### Job
Output the data from the line containing "sensor-i1 [243, 310, 293, 360]" through the line containing "torsor-s5: si,5/i,5n [141, 196, 202, 221]" as a numbered list, omitting any blank lines.

### Entries
■ ■ ■ ■ ■ ■ ■
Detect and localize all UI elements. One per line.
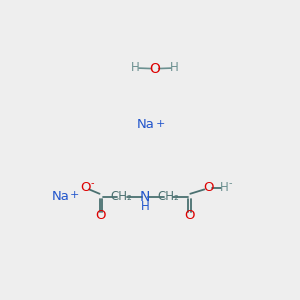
Text: O: O <box>95 209 106 222</box>
Text: -: - <box>229 178 232 188</box>
Text: +: + <box>70 190 80 200</box>
Text: -: - <box>90 178 94 188</box>
Text: Na: Na <box>52 190 70 203</box>
Text: O: O <box>184 209 194 222</box>
Text: H: H <box>131 61 140 74</box>
Text: CH₂: CH₂ <box>111 190 133 203</box>
Text: H: H <box>170 61 179 74</box>
Text: O: O <box>203 181 214 194</box>
Text: N: N <box>140 190 150 203</box>
Text: CH₂: CH₂ <box>157 190 179 203</box>
Text: O: O <box>149 62 160 76</box>
Text: +: + <box>155 119 165 129</box>
Text: H: H <box>220 181 229 194</box>
Text: Na: Na <box>137 118 154 131</box>
Text: H: H <box>140 200 149 213</box>
Text: O: O <box>80 181 90 194</box>
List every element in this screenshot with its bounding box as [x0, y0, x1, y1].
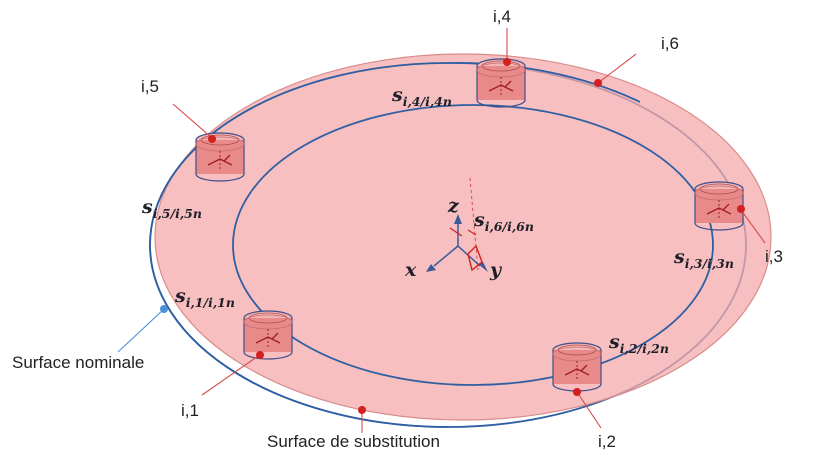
sensor-i1 [243, 310, 293, 360]
leader-lines [172, 28, 766, 433]
label-i4: i,4 [493, 7, 511, 26]
z-arrow-icon [454, 214, 462, 224]
torsor-s6-sub: i,6/i,6n [485, 219, 534, 234]
torsor-s5-base: s [141, 196, 153, 218]
torsor-s5: si,5/i,5n [141, 196, 202, 221]
reference-frame [426, 177, 488, 272]
contact-dot-i1 [256, 351, 264, 359]
x-arrow-icon [426, 264, 436, 272]
torsor-s3: si,3/i,3n [673, 246, 734, 271]
axis-y-label: y [489, 259, 503, 281]
label-i2: i,2 [598, 432, 616, 451]
label-i3: i,3 [765, 247, 783, 266]
sensor-i4 [476, 58, 526, 108]
axis-z-label: z [447, 195, 460, 217]
sensor-i3 [694, 181, 744, 231]
contact-dot-substitution [358, 406, 366, 414]
torsor-s3-base: s [673, 246, 685, 268]
nominal-dot [160, 305, 168, 313]
nominal-leader-line [117, 308, 165, 353]
torsor-s4-base: s [391, 84, 403, 106]
torsor-s2: si,2/i,2n [608, 331, 669, 356]
substitution-surface [154, 53, 772, 421]
label-surface-nominale: Surface nominale [12, 353, 144, 372]
contact-dot-i5 [208, 135, 216, 143]
contact-dot-i3 [737, 205, 745, 213]
torsor-s1: si,1/i,1n [174, 285, 235, 310]
torsor-s2-sub: i,2/i,2n [620, 341, 669, 356]
axis-x-label: x [404, 259, 417, 281]
contact-dot-i6 [594, 79, 602, 87]
label-i5: i,5 [141, 77, 159, 96]
sensor-i2 [552, 342, 602, 392]
contact-points [208, 58, 745, 414]
label-i1: i,1 [181, 401, 199, 420]
sensor-i5 [195, 132, 245, 182]
label-i6: i,6 [661, 34, 679, 53]
torsor-s5-sub: i,5/i,5n [153, 206, 202, 221]
torsor-s1-base: s [174, 285, 186, 307]
torsor-s1-sub: i,1/i,1n [186, 295, 235, 310]
contact-dot-i4 [503, 58, 511, 66]
torsor-s3-sub: i,3/i,3n [685, 256, 734, 271]
torsor-s4-sub: i,4/i,4n [403, 94, 452, 109]
torsor-s6-base: s [473, 209, 485, 231]
torsor-s4: si,4/i,4n [391, 84, 452, 109]
nominal-outer-arc-left [149, 62, 449, 428]
torsor-s6: si,6/i,6n [473, 209, 534, 234]
nominal-outer-arc-top-right [447, 62, 641, 103]
small-frame-icon [467, 244, 483, 272]
contact-dot-i2 [573, 388, 581, 396]
y-arrow-icon [478, 262, 488, 272]
inner-ring [232, 104, 714, 386]
label-surface-substitution: Surface de substitution [267, 432, 440, 451]
torsor-s2-base: s [608, 331, 620, 353]
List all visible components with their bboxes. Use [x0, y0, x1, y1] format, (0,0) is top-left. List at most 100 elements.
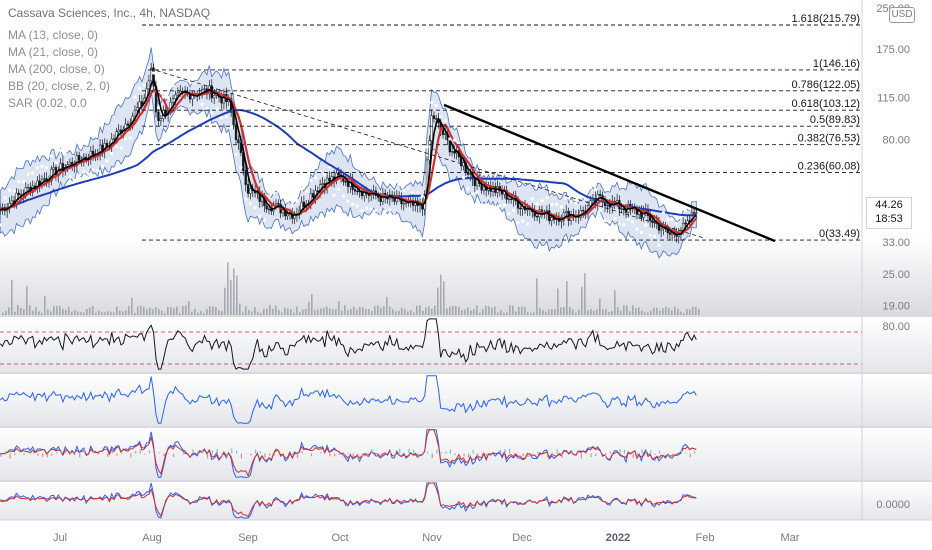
macd-histogram-bar [28, 450, 30, 454]
sar-dot [96, 169, 100, 173]
candle-body [444, 133, 447, 136]
candle-body [450, 151, 454, 153]
legend-sar[interactable]: SAR (0.02, 0.0 [8, 96, 87, 110]
macd-histogram-bar [685, 452, 687, 454]
sar-dot [7, 188, 12, 192]
macd-histogram-bar [334, 453, 336, 457]
candle-body [270, 209, 273, 212]
sar-dot [540, 199, 544, 203]
rsi-line [0, 318, 697, 370]
fib-label: 0.618(103.12) [792, 98, 861, 110]
volume-bar [140, 305, 142, 315]
macd-histogram-bar [689, 453, 691, 458]
volume-bar [32, 310, 34, 315]
sar-dot [166, 95, 170, 100]
volume-bar [407, 311, 409, 315]
macd-histogram-bar [55, 452, 58, 454]
volume-bar [365, 309, 367, 315]
sar-dot [31, 171, 35, 175]
volume-bar [434, 305, 436, 315]
macd-histogram-bar [623, 449, 626, 454]
volume-bar [257, 311, 259, 315]
sar-dot [545, 196, 549, 200]
legend-bb[interactable]: BB (20, close, 2, 0) [8, 79, 111, 93]
macd-histogram-bar [111, 450, 113, 454]
macd-histogram-bar [654, 453, 656, 455]
macd-histogram-bar [595, 453, 597, 457]
volume-bar [671, 310, 673, 315]
sar-dot [666, 217, 670, 222]
volume-bar [368, 309, 370, 315]
volume-bar [173, 308, 175, 315]
sar-dot [564, 196, 568, 200]
sar-dot [244, 197, 248, 201]
price-axis-label: 33.00 [882, 237, 910, 249]
volume-bar [287, 308, 289, 315]
volume-bar [485, 305, 487, 315]
macd-histogram-bar [650, 450, 652, 454]
candle-body [152, 67, 155, 87]
volume-bar [584, 273, 586, 315]
macd-histogram-bar [389, 451, 392, 454]
candle-body [112, 138, 116, 140]
sar-dot [411, 190, 415, 194]
sar-dot [68, 175, 72, 179]
candle-body [244, 170, 247, 185]
macd-histogram-bar [486, 453, 488, 457]
candle-body [660, 228, 663, 231]
candle-body [147, 80, 151, 90]
volume-bar [206, 309, 208, 315]
candle-body [249, 188, 252, 194]
volume-bar [89, 307, 91, 315]
candle-body [105, 142, 109, 147]
macd-histogram-bar [672, 453, 674, 457]
dashed-trendline [149, 68, 706, 239]
volume-bar [263, 308, 265, 315]
sar-dot [35, 166, 39, 170]
volume-bar [248, 309, 250, 315]
macd-histogram-bar [575, 452, 578, 454]
candle-body [462, 162, 465, 167]
sar-dot [337, 187, 341, 191]
macd-histogram-bar [9, 453, 11, 459]
sar-dot [648, 233, 652, 238]
volume-bar [560, 307, 562, 315]
legend-ma200[interactable]: MA (200, close, 0) [8, 62, 105, 76]
volume-bar [656, 307, 658, 315]
candle-body [469, 173, 472, 175]
sar-dot [559, 205, 563, 209]
macd-histogram-bar [522, 453, 524, 457]
volume-bar [233, 268, 235, 315]
volume-bar [551, 309, 553, 315]
sar-dot [171, 84, 175, 88]
sar-dot [507, 212, 511, 216]
volume-bar [305, 308, 307, 315]
main-pane [0, 0, 932, 315]
legend-ma13[interactable]: MA (13, close, 0) [8, 28, 99, 42]
macd-histogram-bar [490, 453, 492, 456]
candle-body [246, 184, 250, 194]
sar-dot [110, 152, 114, 156]
sar-dot [63, 152, 67, 156]
sar-dot [493, 205, 497, 209]
candle-body [430, 115, 433, 141]
volume-bar [593, 310, 595, 315]
volume-bar [608, 312, 610, 315]
sar-dot [234, 152, 238, 157]
volume-bar [362, 307, 364, 315]
fibonacci-levels: 1.618(215.79) 1(146.16) 0.786(122.05) 0.618… [142, 13, 862, 241]
volume-bar [617, 307, 619, 315]
volume-bar [377, 305, 379, 315]
sar-dot [313, 176, 318, 180]
legend-ma21[interactable]: MA (21, close, 0) [8, 45, 99, 59]
macd-histogram-bar [206, 453, 209, 459]
sar-dot [262, 218, 266, 223]
sar-dot [661, 211, 665, 215]
candle-body [17, 192, 20, 195]
candle-body [582, 210, 585, 212]
sar-dot [114, 144, 118, 148]
candle-body [68, 162, 72, 166]
currency-badge[interactable]: USD [889, 7, 915, 23]
time-axis: Jul Aug Sep Oct Nov Dec 2022 Feb Mar [53, 532, 800, 544]
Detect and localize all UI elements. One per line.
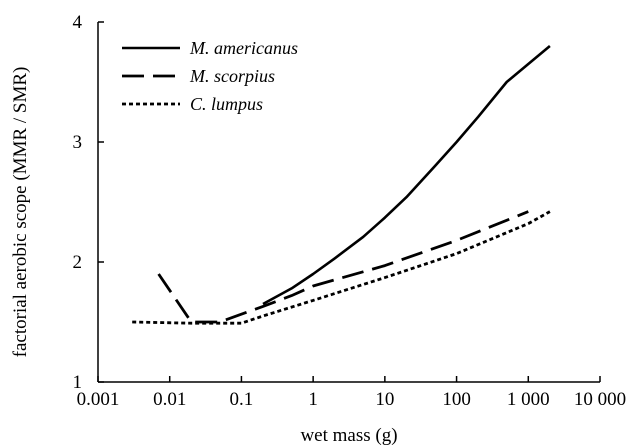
- y-tick-label: 2: [73, 252, 83, 273]
- x-tick-label: 0.001: [77, 389, 120, 410]
- series-line-2: [157, 210, 529, 324]
- y-ticks: 1 2 3 4: [73, 12, 104, 393]
- x-tick-label: 1 000: [507, 389, 550, 410]
- legend-label: M. americanus: [189, 38, 298, 58]
- axes: [97, 22, 600, 383]
- y-axis-title: factorial aerobic scope (MMR / SMR): [10, 67, 31, 358]
- series-line-1: [262, 45, 551, 306]
- series-line-3: [132, 210, 551, 325]
- legend: M. americanus M. scorpius C. lumpus: [122, 38, 298, 114]
- y-tick-label: 1: [73, 372, 83, 393]
- x-tick-label: 10 000: [574, 389, 626, 410]
- x-tick-label: 100: [442, 389, 471, 410]
- x-tick-label: 10: [375, 389, 394, 410]
- series-lines: [132, 45, 551, 325]
- y-tick-label: 3: [73, 132, 83, 153]
- y-tick-label: 4: [73, 12, 83, 33]
- legend-label: M. scorpius: [189, 66, 275, 86]
- x-tick-label: 0.1: [230, 389, 254, 410]
- x-tick-label: 0.01: [153, 389, 186, 410]
- x-tick-label: 1: [308, 389, 318, 410]
- x-axis-title: wet mass (g): [300, 425, 397, 445]
- x-ticks: 0.001 0.01 0.1 1 10 100 1 000 10 000: [77, 376, 626, 410]
- legend-label: C. lumpus: [190, 94, 263, 114]
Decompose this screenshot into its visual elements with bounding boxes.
■ ■ ■ ■ ■ ■ ■
### Final answer
1. sensor-i1 [243, 310, 293, 360]
2. leader-lines [172, 28, 766, 433]
3. label-i4: i,4 [493, 7, 511, 26]
4. z-arrow-icon [454, 214, 462, 224]
5. torsor-s6-sub: i,6/i,6n [485, 219, 534, 234]
6. torsor-s5-base: s [141, 196, 153, 218]
7. torsor-s5: si,5/i,5n [141, 196, 202, 221]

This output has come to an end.